(Data items)
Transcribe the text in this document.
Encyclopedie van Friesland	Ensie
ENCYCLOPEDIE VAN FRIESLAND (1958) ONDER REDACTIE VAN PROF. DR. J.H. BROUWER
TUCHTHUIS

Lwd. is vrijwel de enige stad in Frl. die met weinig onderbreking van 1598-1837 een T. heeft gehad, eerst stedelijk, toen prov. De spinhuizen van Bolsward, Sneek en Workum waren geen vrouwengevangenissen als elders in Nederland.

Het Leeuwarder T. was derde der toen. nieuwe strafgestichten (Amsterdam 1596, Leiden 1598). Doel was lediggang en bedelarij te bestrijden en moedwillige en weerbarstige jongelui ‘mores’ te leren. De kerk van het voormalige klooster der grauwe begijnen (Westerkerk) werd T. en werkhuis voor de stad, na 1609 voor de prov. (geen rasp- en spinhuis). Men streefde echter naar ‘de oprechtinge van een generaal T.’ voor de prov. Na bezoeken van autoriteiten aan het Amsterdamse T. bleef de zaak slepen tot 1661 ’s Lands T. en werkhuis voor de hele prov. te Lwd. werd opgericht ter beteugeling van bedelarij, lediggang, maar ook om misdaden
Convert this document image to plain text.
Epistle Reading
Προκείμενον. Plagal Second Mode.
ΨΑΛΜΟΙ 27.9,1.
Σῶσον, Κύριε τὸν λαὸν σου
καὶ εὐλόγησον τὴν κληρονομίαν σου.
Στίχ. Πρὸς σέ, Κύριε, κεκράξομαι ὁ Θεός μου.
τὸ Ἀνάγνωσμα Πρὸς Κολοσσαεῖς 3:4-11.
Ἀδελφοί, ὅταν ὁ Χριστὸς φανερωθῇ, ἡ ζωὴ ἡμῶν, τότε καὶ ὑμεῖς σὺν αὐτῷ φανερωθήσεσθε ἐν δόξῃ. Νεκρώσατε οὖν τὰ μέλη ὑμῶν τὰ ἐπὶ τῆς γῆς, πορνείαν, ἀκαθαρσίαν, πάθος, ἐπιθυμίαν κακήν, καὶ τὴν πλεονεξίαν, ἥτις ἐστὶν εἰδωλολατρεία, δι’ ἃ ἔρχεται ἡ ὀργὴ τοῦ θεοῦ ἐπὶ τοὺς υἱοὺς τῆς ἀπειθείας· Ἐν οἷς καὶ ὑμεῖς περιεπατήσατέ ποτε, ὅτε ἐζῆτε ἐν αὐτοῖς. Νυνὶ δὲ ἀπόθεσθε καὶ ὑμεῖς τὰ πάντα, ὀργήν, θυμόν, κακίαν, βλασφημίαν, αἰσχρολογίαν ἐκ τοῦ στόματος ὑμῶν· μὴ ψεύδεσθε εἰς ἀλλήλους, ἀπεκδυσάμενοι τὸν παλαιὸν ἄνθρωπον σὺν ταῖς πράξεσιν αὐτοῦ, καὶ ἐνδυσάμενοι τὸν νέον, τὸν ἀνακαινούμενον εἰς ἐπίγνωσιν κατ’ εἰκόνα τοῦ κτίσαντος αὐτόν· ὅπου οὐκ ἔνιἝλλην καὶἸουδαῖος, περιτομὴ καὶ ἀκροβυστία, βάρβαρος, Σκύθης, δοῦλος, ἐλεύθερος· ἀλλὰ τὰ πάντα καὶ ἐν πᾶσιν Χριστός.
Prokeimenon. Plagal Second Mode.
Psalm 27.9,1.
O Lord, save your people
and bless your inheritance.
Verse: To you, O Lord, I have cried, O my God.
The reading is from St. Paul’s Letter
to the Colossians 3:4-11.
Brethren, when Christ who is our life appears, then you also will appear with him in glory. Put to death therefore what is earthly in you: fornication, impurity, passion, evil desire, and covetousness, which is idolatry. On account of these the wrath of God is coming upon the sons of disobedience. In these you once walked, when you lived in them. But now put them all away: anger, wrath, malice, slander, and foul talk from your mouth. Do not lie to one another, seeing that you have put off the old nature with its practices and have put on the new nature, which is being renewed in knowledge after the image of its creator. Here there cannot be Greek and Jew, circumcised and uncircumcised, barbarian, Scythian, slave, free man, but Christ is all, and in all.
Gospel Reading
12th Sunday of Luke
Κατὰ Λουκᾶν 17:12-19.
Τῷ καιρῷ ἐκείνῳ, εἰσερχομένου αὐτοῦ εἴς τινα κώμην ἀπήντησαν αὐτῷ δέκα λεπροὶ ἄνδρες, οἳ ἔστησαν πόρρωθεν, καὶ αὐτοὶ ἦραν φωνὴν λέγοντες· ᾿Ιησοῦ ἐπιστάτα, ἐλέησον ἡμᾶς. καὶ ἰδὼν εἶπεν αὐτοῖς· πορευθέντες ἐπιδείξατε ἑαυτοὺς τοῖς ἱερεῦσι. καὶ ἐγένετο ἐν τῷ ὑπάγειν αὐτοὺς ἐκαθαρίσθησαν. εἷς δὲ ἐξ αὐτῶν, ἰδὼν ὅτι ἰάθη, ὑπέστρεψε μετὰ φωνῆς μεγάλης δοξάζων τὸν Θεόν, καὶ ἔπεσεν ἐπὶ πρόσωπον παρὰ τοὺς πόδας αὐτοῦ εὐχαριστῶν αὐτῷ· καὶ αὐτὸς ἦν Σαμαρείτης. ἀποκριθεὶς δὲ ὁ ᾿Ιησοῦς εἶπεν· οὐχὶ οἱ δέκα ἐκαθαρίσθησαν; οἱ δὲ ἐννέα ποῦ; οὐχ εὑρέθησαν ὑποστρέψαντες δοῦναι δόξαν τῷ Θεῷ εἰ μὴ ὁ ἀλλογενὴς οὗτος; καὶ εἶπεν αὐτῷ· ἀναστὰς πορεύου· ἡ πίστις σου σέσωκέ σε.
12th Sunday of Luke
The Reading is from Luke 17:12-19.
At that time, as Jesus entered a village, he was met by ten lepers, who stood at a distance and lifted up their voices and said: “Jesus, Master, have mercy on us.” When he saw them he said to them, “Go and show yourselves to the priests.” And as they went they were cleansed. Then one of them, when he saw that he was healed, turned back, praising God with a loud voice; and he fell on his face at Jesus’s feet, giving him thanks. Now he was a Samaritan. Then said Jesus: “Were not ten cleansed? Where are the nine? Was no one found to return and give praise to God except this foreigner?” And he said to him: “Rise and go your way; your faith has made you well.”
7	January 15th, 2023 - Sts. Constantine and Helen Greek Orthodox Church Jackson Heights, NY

Aim of the task: Copy out the material word for word and line for line.

The reply:
Transcribe the text in this document.
Encyclopedie van Friesland	Ensie
ENCYCLOPEDIE VAN FRIESLAND (1958) ONDER REDACTIE VAN PROF. DR. J.H. BROUWER
TUCHTHUIS

Lwd. is vrijwel de enige stad in Frl. die met weinig onderbreking van 1598-1837 een T. heeft gehad, eerst stedelijk, toen prov. De spinhuizen van Bolsward, Sneek en Workum waren geen vrouwengevangenissen als elders in Nederland.

Het Leeuwarder T. was derde der toen. nieuwe strafgestichten (Amsterdam 1596, Leiden 1598). Doel was lediggang en bedelarij te bestrijden en moedwillige en weerbarstige jongelui ‘mores’ te leren. De kerk van het voormalige klooster der grauwe begijnen (Westerkerk) werd T. en werkhuis voor de stad, na 1609 voor de prov. (geen rasp- en spinhuis). Men streefde echter naar ‘de oprechtinge van een generaal T.’ voor de prov. Na bezoeken van autoriteiten aan het Amsterdamse T. bleef de zaak slepen tot 1661 ’s Lands T. en werkhuis voor de hele prov. te Lwd. werd opgericht ter beteugeling van bedelarij, lediggang, maar ook om misdaden
Convert this document image to plain text.
Epistle Reading
Προκείμενον. Plagal Second Mode.
ΨΑΛΜΟΙ 27.9,1.
Σῶσον, Κύριε τὸν λαὸν σου
καὶ εὐλόγησον τὴν κληρονομίαν σου.
Στίχ. Πρὸς σέ, Κύριε, κεκράξομαι ὁ Θεός μου.
τὸ Ἀνάγνωσμα Πρὸς Κολοσσαεῖς 3:4-11.
Ἀδελφοί, ὅταν ὁ Χριστὸς φανερωθῇ, ἡ ζωὴ ἡμῶν, τότε καὶ ὑμεῖς σὺν αὐτῷ φανερωθήσεσθε ἐν δόξῃ. Νεκρώσατε οὖν τὰ μέλη ὑμῶν τὰ ἐπὶ τῆς γῆς, πορνείαν, ἀκαθαρσίαν, πάθος, ἐπιθυμίαν κακήν, καὶ τὴν πλεονεξίαν, ἥτις ἐστὶν εἰδωλολατρεία, δι’ ἃ ἔρχεται ἡ ὀργὴ τοῦ θεοῦ ἐπὶ τοὺς υἱοὺς τῆς ἀπειθείας· Ἐν οἷς καὶ ὑμεῖς περιεπατήσατέ ποτε, ὅτε ἐζῆτε ἐν αὐτοῖς. Νυνὶ δὲ ἀπόθεσθε καὶ ὑμεῖς τὰ πάντα, ὀργήν, θυμόν, κακίαν, βλασφημίαν, αἰσχρολογίαν ἐκ τοῦ στόματος ὑμῶν· μὴ ψεύδεσθε εἰς ἀλλήλους, ἀπεκδυσάμενοι τὸν παλαιὸν ἄνθρωπον σὺν ταῖς πράξεσιν αὐτοῦ, καὶ ἐνδυσάμενοι τὸν νέον, τὸν ἀνακαινούμενον εἰς ἐπίγνωσιν κατ’ εἰκόνα τοῦ κτίσαντος αὐτόν· ὅπου οὐκ ἔνιἝλλην καὶἸουδαῖος, περιτομὴ καὶ ἀκροβυστία, βάρβαρος, Σκύθης, δοῦλος, ἐλεύθερος· ἀλλὰ τὰ πάντα καὶ ἐν πᾶσιν Χριστός.
Prokeimenon. Plagal Second Mode.
Psalm 27.9,1.
O Lord, save your people
and bless your inheritance.
Verse: To you, O Lord, I have cried, O my God.
The reading is from St. Paul’s Letter
to the Colossians 3:4-11.
Brethren, when Christ who is our life appears, then you also will appear with him in glory. Put to death therefore what is earthly in you: fornication, impurity, passion, evil desire, and covetousness, which is idolatry. On account of these the wrath of God is coming upon the sons of disobedience. In these you once walked, when you lived in them. But now put them all away: anger, wrath, malice, slander, and foul talk from your mouth. Do not lie to one another, seeing that you have put off the old nature with its practices and have put on the new nature, which is being renewed in knowledge after the image of its creator. Here there cannot be Greek and Jew, circumcised and uncircumcised, barbarian, Scythian, slave, free man, but Christ is all, and in all.
Gospel Reading
12th Sunday of Luke
Κατὰ Λουκᾶν 17:12-19.
Τῷ καιρῷ ἐκείνῳ, εἰσερχομένου αὐτοῦ εἴς τινα κώμην ἀπήντησαν αὐτῷ δέκα λεπροὶ ἄνδρες, οἳ ἔστησαν πόρρωθεν, καὶ αὐτοὶ ἦραν φωνὴν λέγοντες· ᾿Ιησοῦ ἐπιστάτα, ἐλέησον ἡμᾶς. καὶ ἰδὼν εἶπεν αὐτοῖς· πορευθέντες ἐπιδείξατε ἑαυτοὺς τοῖς ἱερεῦσι. καὶ ἐγένετο ἐν τῷ ὑπάγειν αὐτοὺς ἐκαθαρίσθησαν. εἷς δὲ ἐξ αὐτῶν, ἰδὼν ὅτι ἰάθη, ὑπέστρεψε μετὰ φωνῆς μεγάλης δοξάζων τὸν Θεόν, καὶ ἔπεσεν ἐπὶ πρόσωπον παρὰ τοὺς πόδας αὐτοῦ εὐχαριστῶν αὐτῷ· καὶ αὐτὸς ἦν Σαμαρείτης. ἀποκριθεὶς δὲ ὁ ᾿Ιησοῦς εἶπεν· οὐχὶ οἱ δέκα ἐκαθαρίσθησαν; οἱ δὲ ἐννέα ποῦ; οὐχ εὑρέθησαν ὑποστρέψαντες δοῦναι δόξαν τῷ Θεῷ εἰ μὴ ὁ ἀλλογενὴς οὗτος; καὶ εἶπεν αὐτῷ· ἀναστὰς πορεύου· ἡ πίστις σου σέσωκέ σε.
12th Sunday of Luke
The Reading is from Luke 17:12-19.
At that time, as Jesus entered a village, he was met by ten lepers, who stood at a distance and lifted up their voices and said: “Jesus, Master, have mercy on us.” When he saw them he said to them, “Go and show yourselves to the priests.” And as they went they were cleansed. Then one of them, when he saw that he was healed, turned back, praising God with a loud voice; and he fell on his face at Jesus’s feet, giving him thanks. Now he was a Samaritan. Then said Jesus: “Were not ten cleansed? Where are the nine? Was no one found to return and give praise to God except this foreigner?” And he said to him: “Rise and go your way; your faith has made you well.”
7	January 15th, 2023 - Sts. Constantine and Helen Greek Orthodox Church Jackson Heights, NY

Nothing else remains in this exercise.